* Data in this exercise

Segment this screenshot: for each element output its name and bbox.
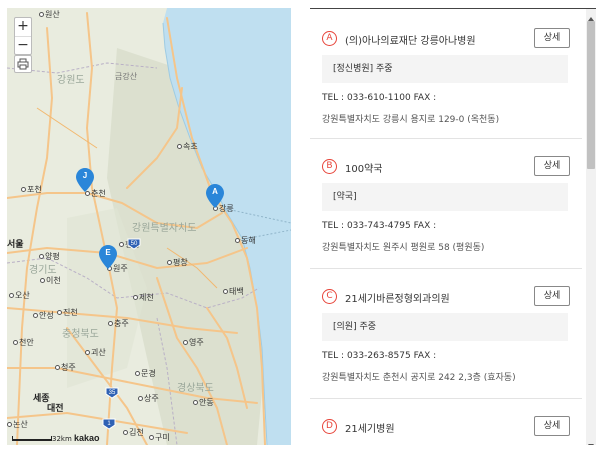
printer-icon bbox=[17, 58, 29, 70]
city-label: 구미 bbox=[149, 433, 170, 443]
region-label-gangwon-province: 강원특별자치도 bbox=[132, 223, 197, 234]
marker-letter: A bbox=[212, 187, 218, 196]
city-label: 제천 bbox=[133, 293, 154, 303]
item-letter-badge: C bbox=[322, 289, 337, 304]
item-address: 강원특별자치도 원주시 평원로 58 (평원동) bbox=[322, 243, 485, 253]
city-label: 양평 bbox=[39, 252, 60, 262]
city-label-sejong: 세종 bbox=[33, 394, 50, 404]
city-label: 천안 bbox=[13, 338, 34, 348]
item-category-tag: [정신병원] 주중 bbox=[322, 55, 568, 83]
region-label-chungbuk: 충청북도 bbox=[62, 329, 99, 340]
map-marker-a[interactable]: A bbox=[206, 184, 224, 208]
city-label: 평창 bbox=[167, 258, 188, 268]
city-label: 태백 bbox=[223, 287, 244, 297]
city-label: 진천 bbox=[57, 308, 78, 318]
list-scrollbar[interactable] bbox=[586, 9, 596, 445]
city-label: 원산 bbox=[39, 10, 60, 20]
city-label: 충주 bbox=[108, 319, 129, 329]
zoom-control: + − bbox=[14, 17, 32, 55]
scale-bar bbox=[12, 436, 52, 441]
print-button[interactable] bbox=[14, 55, 32, 73]
list-item[interactable]: D 21세기병원 상세 bbox=[310, 399, 582, 445]
item-name[interactable]: 21세기바른정형외과의원 bbox=[345, 290, 450, 305]
detail-button[interactable]: 상세 bbox=[534, 28, 570, 48]
highway-shield-icon: 1 bbox=[102, 418, 116, 430]
region-label-gyeongbuk: 경상북도 bbox=[177, 383, 214, 394]
arrow-down-icon bbox=[588, 444, 594, 445]
scale-label: 32km bbox=[52, 435, 72, 443]
item-name[interactable]: (의)아나의료재단 강릉아나병원 bbox=[345, 32, 476, 47]
map-brand-logo: kakao bbox=[74, 433, 100, 443]
detail-button[interactable]: 상세 bbox=[534, 286, 570, 306]
list-item[interactable]: A (의)아나의료재단 강릉아나병원 상세 [정신병원] 주중 TEL : 03… bbox=[310, 9, 582, 139]
scroll-down-button[interactable] bbox=[586, 436, 596, 445]
city-label: 김천 bbox=[123, 428, 144, 438]
city-label: 안동 bbox=[193, 398, 214, 408]
highway-shield-icon: 35 bbox=[105, 387, 119, 399]
region-label-gyeonggi: 경기도 bbox=[29, 265, 57, 276]
highway-number: 50 bbox=[131, 241, 138, 247]
item-address: 강원특별자치도 강릉시 용지로 129-0 (옥천동) bbox=[322, 115, 500, 125]
highway-number: 35 bbox=[109, 390, 116, 396]
city-label: 문경 bbox=[135, 369, 156, 379]
marker-letter: E bbox=[105, 248, 111, 257]
item-phone: TEL : 033-743-4795 FAX : bbox=[322, 221, 437, 231]
city-label: 포천 bbox=[21, 185, 42, 195]
item-phone: TEL : 033-610-1100 FAX : bbox=[322, 93, 437, 103]
marker-letter: J bbox=[82, 171, 88, 180]
item-address: 강원특별자치도 춘천시 공지로 242 2,3층 (효자동) bbox=[322, 373, 516, 383]
poi-label-geumgangsan: 금강산 bbox=[115, 72, 138, 81]
city-label: 청주 bbox=[55, 363, 76, 373]
list-item[interactable]: B 100약국 상세 [약국] TEL : 033-743-4795 FAX :… bbox=[310, 139, 582, 269]
city-label-daejeon: 대전 bbox=[47, 404, 64, 414]
city-label: 안성 bbox=[33, 311, 54, 321]
city-label: 속초 bbox=[177, 142, 198, 152]
item-name[interactable]: 100약국 bbox=[345, 160, 383, 175]
detail-button[interactable]: 상세 bbox=[534, 156, 570, 176]
zoom-in-button[interactable]: + bbox=[15, 18, 31, 36]
detail-button[interactable]: 상세 bbox=[534, 416, 570, 436]
item-letter-badge: B bbox=[322, 159, 337, 174]
city-label: 영주 bbox=[183, 338, 204, 348]
item-name[interactable]: 21세기병원 bbox=[345, 420, 395, 435]
item-phone: TEL : 033-263-8575 FAX : bbox=[322, 351, 437, 361]
city-label: 동해 bbox=[235, 236, 256, 246]
highway-shield-icon: 50 bbox=[127, 238, 141, 250]
region-label-gangwon-do: 강원도 bbox=[57, 75, 85, 86]
city-label: 괴산 bbox=[85, 348, 106, 358]
map-marker-e[interactable]: E bbox=[99, 245, 117, 269]
city-label: 논산 bbox=[7, 420, 28, 430]
result-list-panel: A (의)아나의료재단 강릉아나병원 상세 [정신병원] 주중 TEL : 03… bbox=[310, 8, 596, 445]
city-label: 오산 bbox=[9, 291, 30, 301]
item-letter-badge: A bbox=[322, 31, 337, 46]
list-item[interactable]: C 21세기바른정형외과의원 상세 [의원] 주중 TEL : 033-263-… bbox=[310, 269, 582, 399]
city-label-seoul: 서울 bbox=[7, 240, 24, 250]
item-letter-badge: D bbox=[322, 419, 337, 434]
result-list: A (의)아나의료재단 강릉아나병원 상세 [정신병원] 주중 TEL : 03… bbox=[310, 9, 582, 445]
map-marker-j[interactable]: J bbox=[76, 168, 94, 192]
zoom-out-button[interactable]: − bbox=[15, 36, 31, 54]
scroll-up-button[interactable] bbox=[586, 9, 596, 21]
item-category-tag: [약국] bbox=[322, 183, 568, 211]
scrollbar-thumb[interactable] bbox=[587, 21, 595, 169]
city-label: 상주 bbox=[138, 394, 159, 404]
item-category-tag: [의원] 주중 bbox=[322, 313, 568, 341]
map-view[interactable]: 강원도 강원특별자치도 충청북도 경상북도 경기도 금강산 서울 세종 대전 원… bbox=[7, 8, 291, 445]
city-label: 이천 bbox=[40, 276, 61, 286]
app-root: 강원도 강원특별자치도 충청북도 경상북도 경기도 금강산 서울 세종 대전 원… bbox=[0, 0, 600, 453]
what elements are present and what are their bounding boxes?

* What to do
Reproduce verbatim the entry lines from the one containing "printer-icon bbox=[17, 58, 29, 70]" through the one containing "list-item[interactable]: D 21세기병원", both ends included.

* Result for this exercise
printer-icon bbox=[17, 58, 29, 70]
city-label: 구미 bbox=[149, 433, 170, 443]
region-label-gangwon-province: 강원특별자치도 bbox=[132, 223, 197, 234]
marker-letter: A bbox=[212, 187, 218, 196]
city-label: 제천 bbox=[133, 293, 154, 303]
item-letter-badge: C bbox=[322, 289, 337, 304]
item-address: 강원특별자치도 원주시 평원로 58 (평원동) bbox=[322, 243, 485, 253]
city-label: 양평 bbox=[39, 252, 60, 262]
city-label-sejong: 세종 bbox=[33, 394, 50, 404]
city-label: 천안 bbox=[13, 338, 34, 348]
item-category-tag: [정신병원] 주중 bbox=[322, 55, 568, 83]
region-label-chungbuk: 충청북도 bbox=[62, 329, 99, 340]
map-marker-a[interactable]: A bbox=[206, 184, 224, 208]
city-label: 평창 bbox=[167, 258, 188, 268]
city-label: 태백 bbox=[223, 287, 244, 297]
city-label: 진천 bbox=[57, 308, 78, 318]
list-scrollbar[interactable] bbox=[586, 9, 596, 445]
city-label: 원산 bbox=[39, 10, 60, 20]
city-label: 충주 bbox=[108, 319, 129, 329]
zoom-control: + − bbox=[14, 17, 32, 55]
scale-bar bbox=[12, 436, 52, 441]
print-button[interactable] bbox=[14, 55, 32, 73]
list-item[interactable]: D 21세기병원 상세 bbox=[310, 399, 582, 445]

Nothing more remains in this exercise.